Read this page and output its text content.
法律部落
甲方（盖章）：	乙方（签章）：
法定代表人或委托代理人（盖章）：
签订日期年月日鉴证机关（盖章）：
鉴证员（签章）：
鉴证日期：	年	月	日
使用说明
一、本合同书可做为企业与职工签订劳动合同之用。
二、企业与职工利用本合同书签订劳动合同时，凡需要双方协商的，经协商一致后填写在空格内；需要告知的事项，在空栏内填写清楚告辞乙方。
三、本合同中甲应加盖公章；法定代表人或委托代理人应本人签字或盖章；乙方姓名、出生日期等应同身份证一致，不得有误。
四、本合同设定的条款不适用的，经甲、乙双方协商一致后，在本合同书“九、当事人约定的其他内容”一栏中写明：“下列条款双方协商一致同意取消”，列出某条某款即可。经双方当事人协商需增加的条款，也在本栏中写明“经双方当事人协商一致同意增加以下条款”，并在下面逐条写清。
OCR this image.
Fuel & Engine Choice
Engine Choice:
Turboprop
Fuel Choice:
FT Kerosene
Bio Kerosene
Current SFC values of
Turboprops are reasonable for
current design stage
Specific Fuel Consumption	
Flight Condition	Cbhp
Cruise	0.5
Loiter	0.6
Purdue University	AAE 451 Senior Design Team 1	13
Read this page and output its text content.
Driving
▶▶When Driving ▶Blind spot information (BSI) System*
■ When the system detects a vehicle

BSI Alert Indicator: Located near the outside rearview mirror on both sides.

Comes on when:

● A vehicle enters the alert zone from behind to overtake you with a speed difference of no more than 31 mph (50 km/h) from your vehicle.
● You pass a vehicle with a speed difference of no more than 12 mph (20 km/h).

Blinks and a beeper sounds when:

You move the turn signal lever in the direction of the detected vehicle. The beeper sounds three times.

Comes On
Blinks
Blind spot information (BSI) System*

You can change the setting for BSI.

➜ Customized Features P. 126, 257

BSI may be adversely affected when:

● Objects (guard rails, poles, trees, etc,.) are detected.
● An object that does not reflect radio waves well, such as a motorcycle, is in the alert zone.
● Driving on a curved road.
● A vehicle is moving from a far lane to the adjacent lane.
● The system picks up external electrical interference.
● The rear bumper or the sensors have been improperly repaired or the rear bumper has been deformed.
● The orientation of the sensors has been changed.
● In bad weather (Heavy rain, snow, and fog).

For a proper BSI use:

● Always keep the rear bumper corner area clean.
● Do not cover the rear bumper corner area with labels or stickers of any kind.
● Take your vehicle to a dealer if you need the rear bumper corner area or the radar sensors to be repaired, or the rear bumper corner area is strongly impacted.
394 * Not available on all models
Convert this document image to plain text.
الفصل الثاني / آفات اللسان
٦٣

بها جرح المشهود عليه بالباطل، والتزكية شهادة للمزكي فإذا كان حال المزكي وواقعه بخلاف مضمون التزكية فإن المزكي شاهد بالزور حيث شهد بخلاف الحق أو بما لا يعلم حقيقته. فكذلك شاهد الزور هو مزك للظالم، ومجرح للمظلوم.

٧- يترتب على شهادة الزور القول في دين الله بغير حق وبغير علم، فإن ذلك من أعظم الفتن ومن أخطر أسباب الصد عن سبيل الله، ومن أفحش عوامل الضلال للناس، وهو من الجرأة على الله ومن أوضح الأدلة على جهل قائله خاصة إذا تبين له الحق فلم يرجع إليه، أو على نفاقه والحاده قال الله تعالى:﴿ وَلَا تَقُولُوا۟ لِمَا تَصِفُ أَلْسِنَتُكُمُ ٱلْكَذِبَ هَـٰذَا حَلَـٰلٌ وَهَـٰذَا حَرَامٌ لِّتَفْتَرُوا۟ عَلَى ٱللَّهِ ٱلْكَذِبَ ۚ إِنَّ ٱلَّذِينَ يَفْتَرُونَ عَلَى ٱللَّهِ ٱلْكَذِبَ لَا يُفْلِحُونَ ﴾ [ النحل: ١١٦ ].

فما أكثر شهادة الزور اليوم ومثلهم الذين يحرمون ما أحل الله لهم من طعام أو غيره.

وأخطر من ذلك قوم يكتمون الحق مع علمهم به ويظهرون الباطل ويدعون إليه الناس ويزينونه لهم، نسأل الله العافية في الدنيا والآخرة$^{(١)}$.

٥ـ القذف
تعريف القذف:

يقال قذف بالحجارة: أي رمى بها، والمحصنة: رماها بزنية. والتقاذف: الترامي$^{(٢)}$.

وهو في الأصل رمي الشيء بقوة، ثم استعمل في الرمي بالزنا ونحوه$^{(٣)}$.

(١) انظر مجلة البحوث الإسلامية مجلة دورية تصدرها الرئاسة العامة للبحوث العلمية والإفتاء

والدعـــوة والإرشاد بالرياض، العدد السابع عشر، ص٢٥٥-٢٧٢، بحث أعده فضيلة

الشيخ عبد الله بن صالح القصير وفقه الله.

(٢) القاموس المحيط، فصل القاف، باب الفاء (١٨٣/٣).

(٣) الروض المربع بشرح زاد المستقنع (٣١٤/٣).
-*-*-
Work to do:
Check each line of the material above for "Blinks" and say how many lines contain it, giving the number alone.

Response:
2